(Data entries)
============

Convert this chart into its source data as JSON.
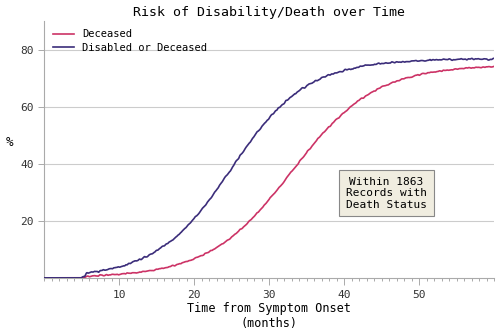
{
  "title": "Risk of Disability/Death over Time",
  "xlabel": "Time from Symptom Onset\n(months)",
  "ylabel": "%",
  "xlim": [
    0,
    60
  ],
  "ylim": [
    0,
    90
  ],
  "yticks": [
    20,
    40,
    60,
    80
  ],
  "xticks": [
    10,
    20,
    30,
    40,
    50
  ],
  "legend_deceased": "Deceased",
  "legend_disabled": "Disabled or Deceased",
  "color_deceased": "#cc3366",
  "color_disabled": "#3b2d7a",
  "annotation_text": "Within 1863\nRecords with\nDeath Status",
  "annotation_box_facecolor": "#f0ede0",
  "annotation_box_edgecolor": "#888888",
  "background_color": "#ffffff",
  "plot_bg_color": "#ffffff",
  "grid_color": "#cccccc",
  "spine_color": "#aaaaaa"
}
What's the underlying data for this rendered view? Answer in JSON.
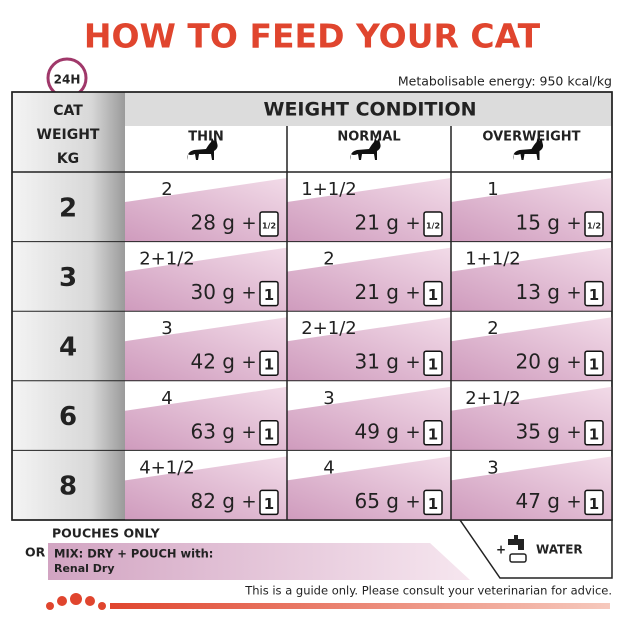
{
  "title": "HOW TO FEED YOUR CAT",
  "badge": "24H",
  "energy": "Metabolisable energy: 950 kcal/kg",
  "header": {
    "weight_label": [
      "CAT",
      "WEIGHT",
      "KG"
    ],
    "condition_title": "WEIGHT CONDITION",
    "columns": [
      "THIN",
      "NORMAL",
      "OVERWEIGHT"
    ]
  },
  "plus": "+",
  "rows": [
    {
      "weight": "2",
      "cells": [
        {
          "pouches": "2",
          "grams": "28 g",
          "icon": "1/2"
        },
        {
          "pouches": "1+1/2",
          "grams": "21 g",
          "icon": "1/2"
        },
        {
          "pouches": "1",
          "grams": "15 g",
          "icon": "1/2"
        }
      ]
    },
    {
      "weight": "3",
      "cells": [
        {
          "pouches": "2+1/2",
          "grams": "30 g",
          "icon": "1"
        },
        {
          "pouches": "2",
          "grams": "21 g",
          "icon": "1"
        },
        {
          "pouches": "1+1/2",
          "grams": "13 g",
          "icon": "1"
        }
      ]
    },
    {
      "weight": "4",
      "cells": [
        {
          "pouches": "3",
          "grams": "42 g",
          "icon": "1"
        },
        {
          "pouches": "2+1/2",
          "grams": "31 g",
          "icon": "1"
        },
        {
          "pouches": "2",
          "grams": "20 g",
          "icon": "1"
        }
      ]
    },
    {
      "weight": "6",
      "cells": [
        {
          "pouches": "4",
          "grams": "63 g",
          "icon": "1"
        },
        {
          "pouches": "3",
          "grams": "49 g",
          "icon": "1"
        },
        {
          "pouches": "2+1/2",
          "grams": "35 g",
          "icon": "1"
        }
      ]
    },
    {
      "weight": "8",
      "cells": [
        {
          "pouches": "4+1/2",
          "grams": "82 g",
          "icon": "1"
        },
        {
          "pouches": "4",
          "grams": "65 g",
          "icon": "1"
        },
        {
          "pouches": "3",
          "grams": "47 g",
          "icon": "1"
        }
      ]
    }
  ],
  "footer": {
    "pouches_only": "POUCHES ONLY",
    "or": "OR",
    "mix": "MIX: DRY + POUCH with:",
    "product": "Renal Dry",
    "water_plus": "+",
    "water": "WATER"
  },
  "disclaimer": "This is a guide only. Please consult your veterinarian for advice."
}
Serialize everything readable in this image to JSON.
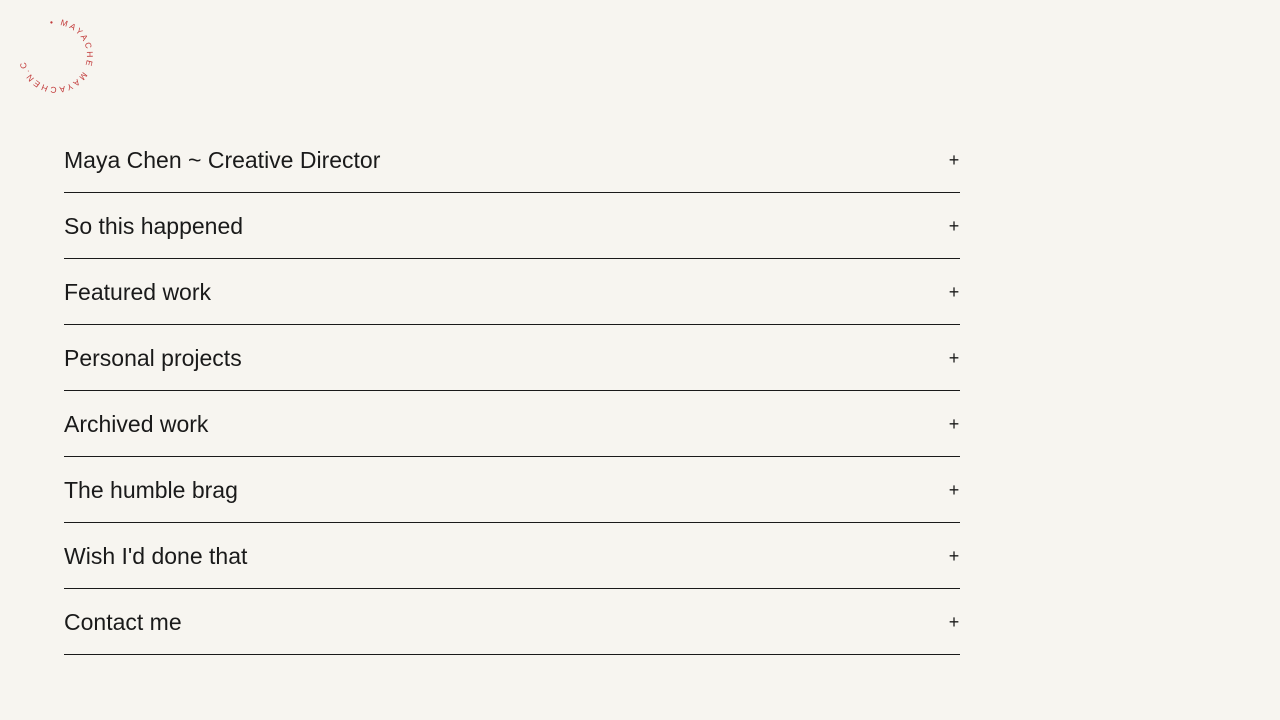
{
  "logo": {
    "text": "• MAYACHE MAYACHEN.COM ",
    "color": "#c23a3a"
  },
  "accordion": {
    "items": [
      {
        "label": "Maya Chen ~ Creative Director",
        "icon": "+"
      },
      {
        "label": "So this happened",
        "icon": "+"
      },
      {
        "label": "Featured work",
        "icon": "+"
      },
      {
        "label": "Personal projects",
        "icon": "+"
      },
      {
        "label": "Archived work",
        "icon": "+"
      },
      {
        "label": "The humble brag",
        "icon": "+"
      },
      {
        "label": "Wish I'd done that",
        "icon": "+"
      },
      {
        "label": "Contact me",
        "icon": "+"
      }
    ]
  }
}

============

**Short exercise**
Reproduce each entry precisely, dropping only the pictures.

**Task output**
Convert this chart into its source data as JSON.
{
  "title": "Risk of Disability/Death over Time",
  "xlabel": "Time from Symptom Onset\n(months)",
  "ylabel": "%",
  "xlim": [
    0,
    60
  ],
  "ylim": [
    0,
    90
  ],
  "yticks": [
    20,
    40,
    60,
    80
  ],
  "xticks": [
    10,
    20,
    30,
    40,
    50
  ],
  "legend_deceased": "Deceased",
  "legend_disabled": "Disabled or Deceased",
  "color_deceased": "#cc3366",
  "color_disabled": "#3b2d7a",
  "annotation_text": "Within 1863\nRecords with\nDeath Status",
  "annotation_box_facecolor": "#f0ede0",
  "annotation_box_edgecolor": "#888888",
  "background_color": "#ffffff",
  "plot_bg_color": "#ffffff",
  "grid_color": "#cccccc",
  "spine_color": "#aaaaaa"
}
What's the underlying data for this rendered view? Answer in JSON.
{
  "title": "HOW TO FEED YOUR CAT",
  "badge": "24H",
  "energy": "Metabolisable energy: 950 kcal/kg",
  "header": {
    "weight_label": [
      "CAT",
      "WEIGHT",
      "KG"
    ],
    "condition_title": "WEIGHT CONDITION",
    "columns": [
      "THIN",
      "NORMAL",
      "OVERWEIGHT"
    ]
  },
  "plus": "+",
  "rows": [
    {
      "weight": "2",
      "cells": [
        {
          "pouches": "2",
          "grams": "28 g",
          "icon": "1/2"
        },
        {
          "pouches": "1+1/2",
          "grams": "21 g",
          "icon": "1/2"
        },
        {
          "pouches": "1",
          "grams": "15 g",
          "icon": "1/2"
        }
      ]
    },
    {
      "weight": "3",
      "cells": [
        {
          "pouches": "2+1/2",
          "grams": "30 g",
          "icon": "1"
        },
        {
          "pouches": "2",
          "grams": "21 g",
          "icon": "1"
        },
        {
          "pouches": "1+1/2",
          "grams": "13 g",
          "icon": "1"
        }
      ]
    },
    {
      "weight": "4",
      "cells": [
        {
          "pouches": "3",
          "grams": "42 g",
          "icon": "1"
        },
        {
          "pouches": "2+1/2",
          "grams": "31 g",
          "icon": "1"
        },
        {
          "pouches": "2",
          "grams": "20 g",
          "icon": "1"
        }
      ]
    },
    {
      "weight": "6",
      "cells": [
        {
          "pouches": "4",
          "grams": "63 g",
          "icon": "1"
        },
        {
          "pouches": "3",
          "grams": "49 g",
          "icon": "1"
        },
        {
          "pouches": "2+1/2",
          "grams": "35 g",
          "icon": "1"
        }
      ]
    },
    {
      "weight": "8",
      "cells": [
        {
          "pouches": "4+1/2",
          "grams": "82 g",
          "icon": "1"
        },
        {
          "pouches": "4",
          "grams": "65 g",
          "icon": "1"
        },
        {
          "pouches": "3",
          "grams": "47 g",
          "icon": "1"
        }
      ]
    }
  ],
  "footer": {
    "pouches_only": "POUCHES ONLY",
    "or": "OR",
    "mix": "MIX: DRY + POUCH with:",
    "product": "Renal Dry",
    "water_plus": "+",
    "water": "WATER"
  },
  "disclaimer": "This is a guide only. Please consult your veterinarian for advice."
}
Serialize everything readable in this image to JSON.
{
  "logo": {
    "text": "• MAYACHE MAYACHEN.COM ",
    "color": "#c23a3a"
  },
  "accordion": {
    "items": [
      {
        "label": "Maya Chen ~ Creative Director",
        "icon": "+"
      },
      {
        "label": "So this happened",
        "icon": "+"
      },
      {
        "label": "Featured work",
        "icon": "+"
      },
      {
        "label": "Personal projects",
        "icon": "+"
      },
      {
        "label": "Archived work",
        "icon": "+"
      },
      {
        "label": "The humble brag",
        "icon": "+"
      },
      {
        "label": "Wish I'd done that",
        "icon": "+"
      },
      {
        "label": "Contact me",
        "icon": "+"
      }
    ]
  }
}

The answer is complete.